Dataset entries:
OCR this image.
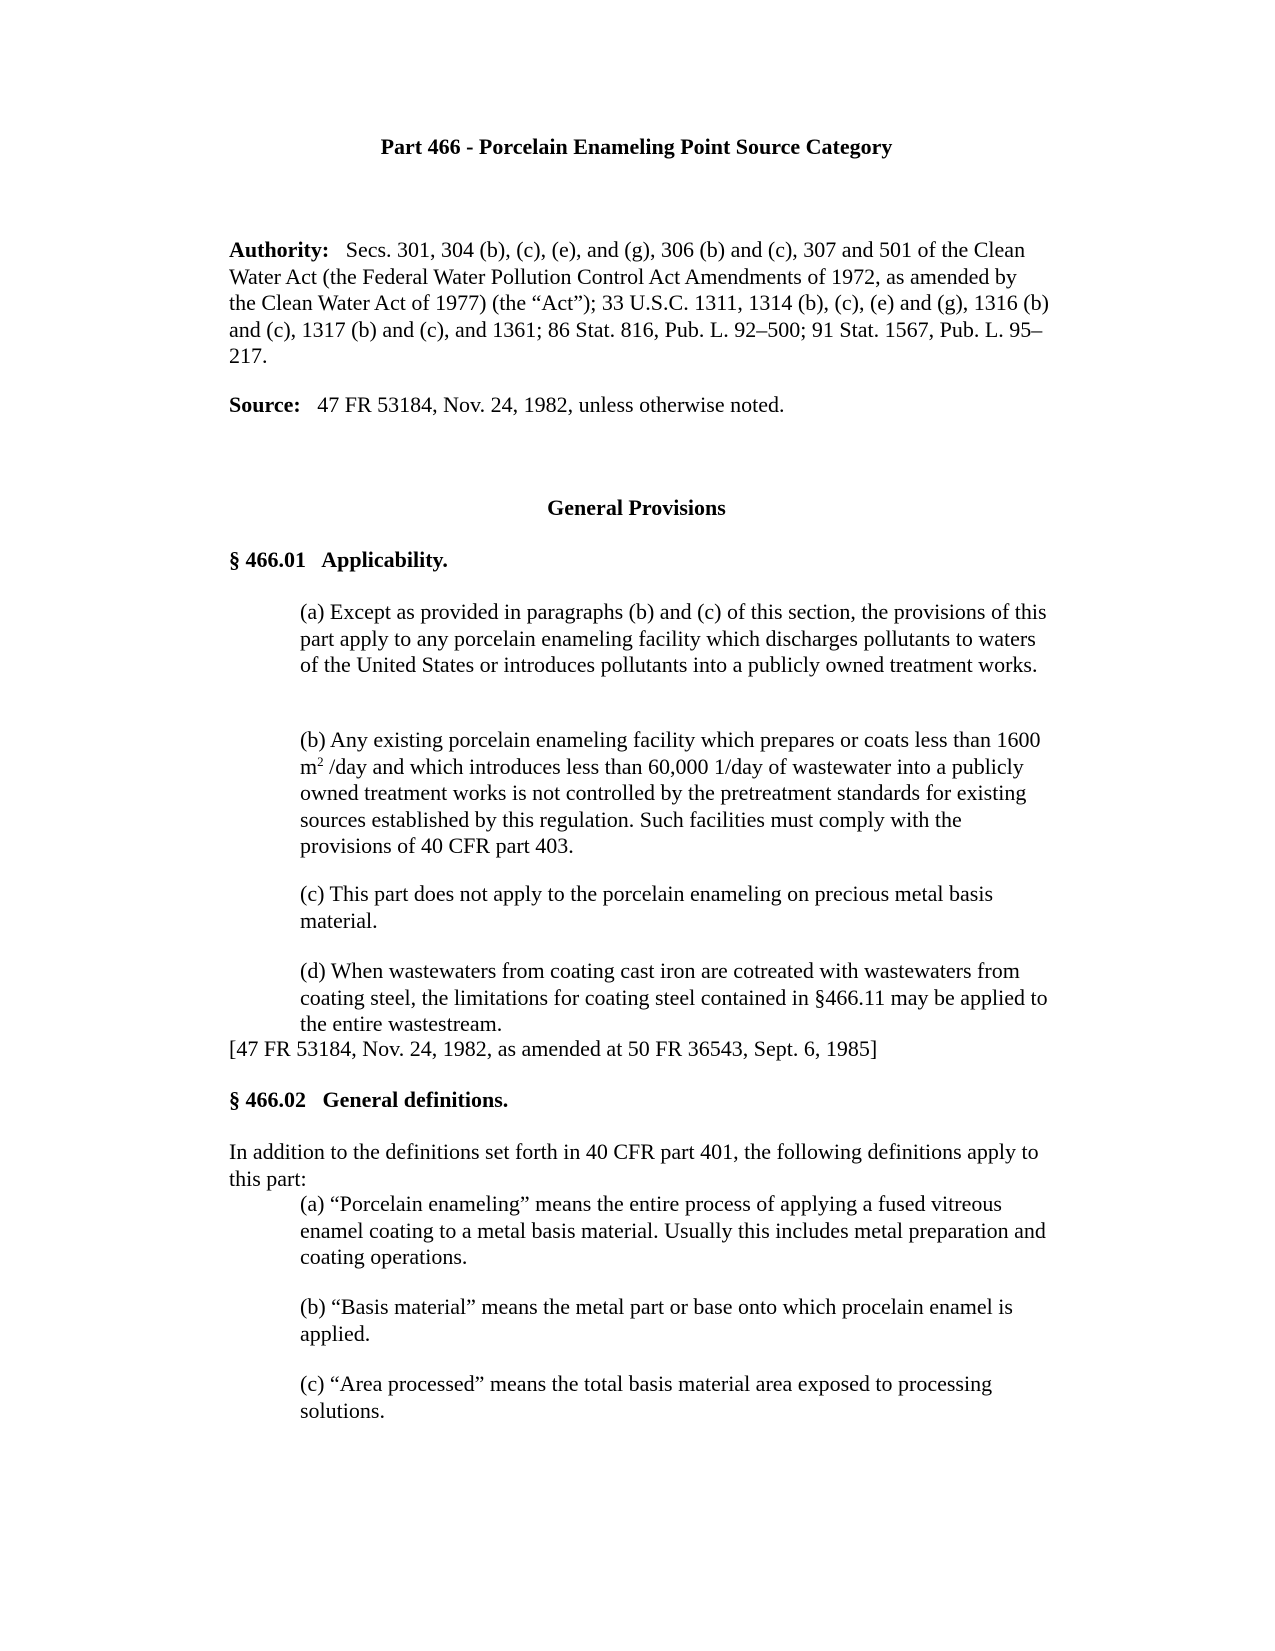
Part 466 - Porcelain Enameling Point Source Category

Authority: Secs. 301, 304 (b), (c), (e), and (g), 306 (b) and (c), 307 and 501 of the Clean Water Act (the Federal Water Pollution Control Act Amendments of 1972, as amended by the Clean Water Act of 1977) (the “Act”); 33 U.S.C. 1311, 1314 (b), (c), (e) and (g), 1316 (b) and (c), 1317 (b) and (c), and 1361; 86 Stat. 816, Pub. L. 92–500; 91 Stat. 1567, Pub. L. 95–217.

Source: 47 FR 53184, Nov. 24, 1982, unless otherwise noted.

General Provisions

§ 466.01 Applicability.

(a) Except as provided in paragraphs (b) and (c) of this section, the provisions of this part apply to any porcelain enameling facility which discharges pollutants to waters of the United States or introduces pollutants into a publicly owned treatment works.

(b) Any existing porcelain enameling facility which prepares or coats less than 1600 $m^2$ /day and which introduces less than 60,000 1/day of wastewater into a publicly owned treatment works is not controlled by the pretreatment standards for existing sources established by this regulation. Such facilities must comply with the provisions of 40 CFR part 403.

(c) This part does not apply to the porcelain enameling on precious metal basis material.

(d) When wastewaters from coating cast iron are cotreated with wastewaters from coating steel, the limitations for coating steel contained in §466.11 may be applied to the entire wastestream.

[47 FR 53184, Nov. 24, 1982, as amended at 50 FR 36543, Sept. 6, 1985]

§ 466.02 General definitions.

In addition to the definitions set forth in 40 CFR part 401, the following definitions apply to this part:

(a) “Porcelain enameling” means the entire process of applying a fused vitreous enamel coating to a metal basis material. Usually this includes metal preparation and coating operations.

(b) “Basis material” means the metal part or base onto which procelain enamel is applied.

(c) “Area processed” means the total basis material area exposed to processing solutions.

● **Goal of the exercise**: Reproduce the material above in full, exactly, with no images.

● **Written answer**:
OCR this image.
Part 466 - Porcelain Enameling Point Source Category

Authority: Secs. 301, 304 (b), (c), (e), and (g), 306 (b) and (c), 307 and 501 of the Clean Water Act (the Federal Water Pollution Control Act Amendments of 1972, as amended by the Clean Water Act of 1977) (the “Act”); 33 U.S.C. 1311, 1314 (b), (c), (e) and (g), 1316 (b) and (c), 1317 (b) and (c), and 1361; 86 Stat. 816, Pub. L. 92–500; 91 Stat. 1567, Pub. L. 95–217.

Source: 47 FR 53184, Nov. 24, 1982, unless otherwise noted.

General Provisions

§ 466.01 Applicability.

(a) Except as provided in paragraphs (b) and (c) of this section, the provisions of this part apply to any porcelain enameling facility which discharges pollutants to waters of the United States or introduces pollutants into a publicly owned treatment works.

(b) Any existing porcelain enameling facility which prepares or coats less than 1600 $m^2$ /day and which introduces less than 60,000 1/day of wastewater into a publicly owned treatment works is not controlled by the pretreatment standards for existing sources established by this regulation. Such facilities must comply with the provisions of 40 CFR part 403.

(c) This part does not apply to the porcelain enameling on precious metal basis material.

(d) When wastewaters from coating cast iron are cotreated with wastewaters from coating steel, the limitations for coating steel contained in §466.11 may be applied to the entire wastestream.

[47 FR 53184, Nov. 24, 1982, as amended at 50 FR 36543, Sept. 6, 1985]

§ 466.02 General definitions.

In addition to the definitions set forth in 40 CFR part 401, the following definitions apply to this part:

(a) “Porcelain enameling” means the entire process of applying a fused vitreous enamel coating to a metal basis material. Usually this includes metal preparation and coating operations.

(b) “Basis material” means the metal part or base onto which procelain enamel is applied.

(c) “Area processed” means the total basis material area exposed to processing solutions.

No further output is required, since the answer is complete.